### Region and label listings
________________________

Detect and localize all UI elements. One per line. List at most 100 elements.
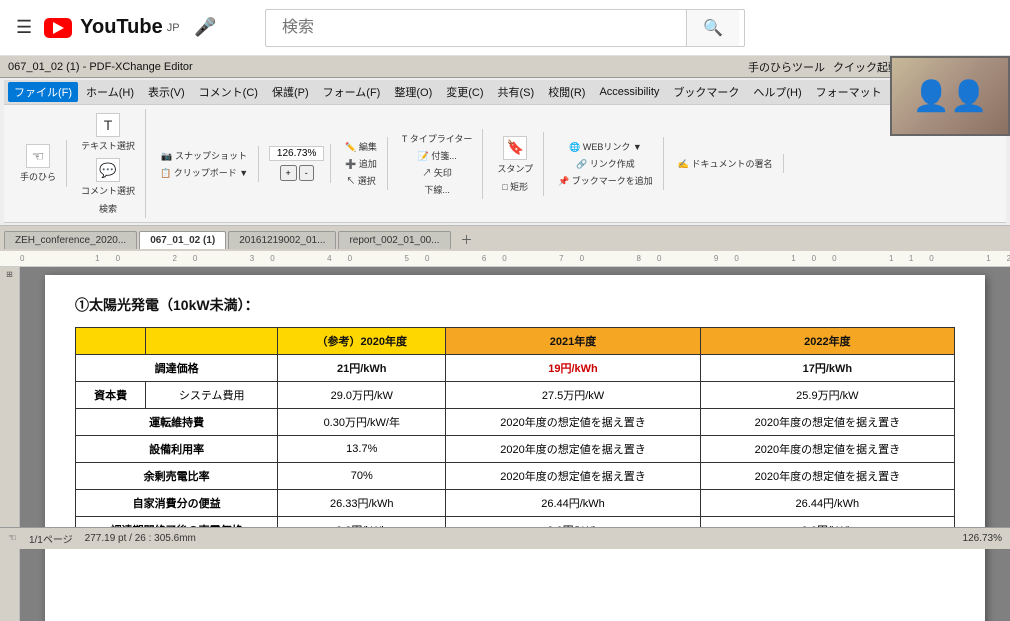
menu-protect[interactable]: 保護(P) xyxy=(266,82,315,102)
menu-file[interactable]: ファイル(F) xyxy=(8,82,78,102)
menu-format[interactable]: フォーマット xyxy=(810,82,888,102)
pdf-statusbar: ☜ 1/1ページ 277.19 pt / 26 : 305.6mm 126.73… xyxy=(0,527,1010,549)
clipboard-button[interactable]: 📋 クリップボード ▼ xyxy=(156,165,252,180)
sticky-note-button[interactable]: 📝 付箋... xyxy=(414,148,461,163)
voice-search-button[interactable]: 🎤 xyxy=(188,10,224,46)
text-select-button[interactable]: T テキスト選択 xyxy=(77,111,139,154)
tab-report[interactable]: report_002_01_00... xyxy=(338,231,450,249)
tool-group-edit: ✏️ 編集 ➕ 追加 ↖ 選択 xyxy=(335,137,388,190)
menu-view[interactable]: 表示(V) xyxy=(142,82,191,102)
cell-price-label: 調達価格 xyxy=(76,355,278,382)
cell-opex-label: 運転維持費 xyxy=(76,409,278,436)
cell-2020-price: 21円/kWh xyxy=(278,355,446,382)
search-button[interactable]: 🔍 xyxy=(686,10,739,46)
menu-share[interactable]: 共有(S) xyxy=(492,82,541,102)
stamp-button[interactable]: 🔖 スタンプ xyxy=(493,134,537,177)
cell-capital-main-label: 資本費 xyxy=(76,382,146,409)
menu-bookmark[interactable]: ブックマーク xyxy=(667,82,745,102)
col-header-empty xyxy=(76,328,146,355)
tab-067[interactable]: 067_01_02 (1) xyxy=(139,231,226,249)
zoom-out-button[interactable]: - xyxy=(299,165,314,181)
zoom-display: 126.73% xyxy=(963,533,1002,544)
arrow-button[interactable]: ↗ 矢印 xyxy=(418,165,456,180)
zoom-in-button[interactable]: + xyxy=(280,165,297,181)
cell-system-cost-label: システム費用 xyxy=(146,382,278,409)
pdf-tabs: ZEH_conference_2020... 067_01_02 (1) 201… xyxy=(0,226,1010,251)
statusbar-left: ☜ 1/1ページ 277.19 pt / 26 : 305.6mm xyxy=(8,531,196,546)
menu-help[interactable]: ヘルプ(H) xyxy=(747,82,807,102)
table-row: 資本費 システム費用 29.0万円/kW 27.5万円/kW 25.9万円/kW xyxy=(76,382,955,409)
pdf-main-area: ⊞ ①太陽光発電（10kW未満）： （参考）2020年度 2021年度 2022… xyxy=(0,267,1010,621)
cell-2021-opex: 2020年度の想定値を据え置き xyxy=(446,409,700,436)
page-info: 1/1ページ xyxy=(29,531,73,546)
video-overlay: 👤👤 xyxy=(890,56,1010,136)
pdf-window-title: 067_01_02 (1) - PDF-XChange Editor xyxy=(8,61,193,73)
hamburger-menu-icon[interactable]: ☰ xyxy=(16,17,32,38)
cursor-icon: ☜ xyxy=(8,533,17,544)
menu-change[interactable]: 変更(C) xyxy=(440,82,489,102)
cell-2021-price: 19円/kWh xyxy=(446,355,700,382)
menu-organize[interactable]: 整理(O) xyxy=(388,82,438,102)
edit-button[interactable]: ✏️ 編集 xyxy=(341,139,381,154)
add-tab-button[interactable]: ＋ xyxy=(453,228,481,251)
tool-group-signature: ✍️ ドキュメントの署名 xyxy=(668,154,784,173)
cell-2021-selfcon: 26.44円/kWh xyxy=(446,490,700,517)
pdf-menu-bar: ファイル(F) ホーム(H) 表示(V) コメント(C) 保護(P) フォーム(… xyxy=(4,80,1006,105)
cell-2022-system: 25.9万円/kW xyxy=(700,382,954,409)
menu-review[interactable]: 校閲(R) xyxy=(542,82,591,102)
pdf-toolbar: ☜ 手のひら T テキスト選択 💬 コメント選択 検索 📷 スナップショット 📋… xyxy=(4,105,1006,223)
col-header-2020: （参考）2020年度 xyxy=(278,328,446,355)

________________________

Give back every line of the records above unchanged, leaving out the pictures.

Detect and localize all UI elements. One per line. List at most 100 elements.
menu-protect[interactable]: 保護(P) xyxy=(266,82,315,102)
menu-file[interactable]: ファイル(F) xyxy=(8,82,78,102)
menu-format[interactable]: フォーマット xyxy=(810,82,888,102)
pdf-statusbar: ☜ 1/1ページ 277.19 pt / 26 : 305.6mm 126.73… xyxy=(0,527,1010,549)
clipboard-button[interactable]: 📋 クリップボード ▼ xyxy=(156,165,252,180)
sticky-note-button[interactable]: 📝 付箋... xyxy=(414,148,461,163)
voice-search-button[interactable]: 🎤 xyxy=(188,10,224,46)
text-select-button[interactable]: T テキスト選択 xyxy=(77,111,139,154)
tab-report[interactable]: report_002_01_00... xyxy=(338,231,450,249)
tool-group-edit: ✏️ 編集 ➕ 追加 ↖ 選択 xyxy=(335,137,388,190)
menu-view[interactable]: 表示(V) xyxy=(142,82,191,102)
cell-price-label: 調達価格 xyxy=(76,355,278,382)
cell-opex-label: 運転維持費 xyxy=(76,409,278,436)
cell-2020-price: 21円/kWh xyxy=(278,355,446,382)
search-button[interactable]: 🔍 xyxy=(686,10,739,46)
menu-share[interactable]: 共有(S) xyxy=(492,82,541,102)
stamp-button[interactable]: 🔖 スタンプ xyxy=(493,134,537,177)
cell-capital-main-label: 資本費 xyxy=(76,382,146,409)
menu-bookmark[interactable]: ブックマーク xyxy=(667,82,745,102)
col-header-empty xyxy=(76,328,146,355)
tab-067[interactable]: 067_01_02 (1) xyxy=(139,231,226,249)
zoom-out-button[interactable]: - xyxy=(299,165,314,181)
zoom-display: 126.73% xyxy=(963,533,1002,544)
arrow-button[interactable]: ↗ 矢印 xyxy=(418,165,456,180)
zoom-in-button[interactable]: + xyxy=(280,165,297,181)
cell-system-cost-label: システム費用 xyxy=(146,382,278,409)
pdf-tabs: ZEH_conference_2020... 067_01_02 (1) 201… xyxy=(0,226,1010,251)
statusbar-left: ☜ 1/1ページ 277.19 pt / 26 : 305.6mm xyxy=(8,531,196,546)
menu-help[interactable]: ヘルプ(H) xyxy=(747,82,807,102)
table-row: 資本費 システム費用 29.0万円/kW 27.5万円/kW 25.9万円/kW xyxy=(76,382,955,409)
pdf-main-area: ⊞ ①太陽光発電（10kW未満）： （参考）2020年度 2021年度 2022… xyxy=(0,267,1010,621)
cell-2021-opex: 2020年度の想定値を据え置き xyxy=(446,409,700,436)
page-info: 1/1ページ xyxy=(29,531,73,546)
video-overlay: 👤👤 xyxy=(890,56,1010,136)
pdf-window-title: 067_01_02 (1) - PDF-XChange Editor xyxy=(8,61,193,73)
hamburger-menu-icon[interactable]: ☰ xyxy=(16,17,32,38)
cursor-icon: ☜ xyxy=(8,533,17,544)
menu-change[interactable]: 変更(C) xyxy=(440,82,489,102)
cell-2021-price: 19円/kWh xyxy=(446,355,700,382)
menu-organize[interactable]: 整理(O) xyxy=(388,82,438,102)
edit-button[interactable]: ✏️ 編集 xyxy=(341,139,381,154)
add-tab-button[interactable]: ＋ xyxy=(453,228,481,251)
tool-group-signature: ✍️ ドキュメントの署名 xyxy=(668,154,784,173)
cell-2021-selfcon: 26.44円/kWh xyxy=(446,490,700,517)
pdf-menu-bar: ファイル(F) ホーム(H) 表示(V) コメント(C) 保護(P) フォーム(… xyxy=(4,80,1006,105)
cell-2022-system: 25.9万円/kW xyxy=(700,382,954,409)
menu-review[interactable]: 校閲(R) xyxy=(542,82,591,102)
pdf-toolbar: ☜ 手のひら T テキスト選択 💬 コメント選択 検索 📷 スナップショット 📋… xyxy=(4,105,1006,223)
col-header-2020: （参考）2020年度 xyxy=(278,328,446,355)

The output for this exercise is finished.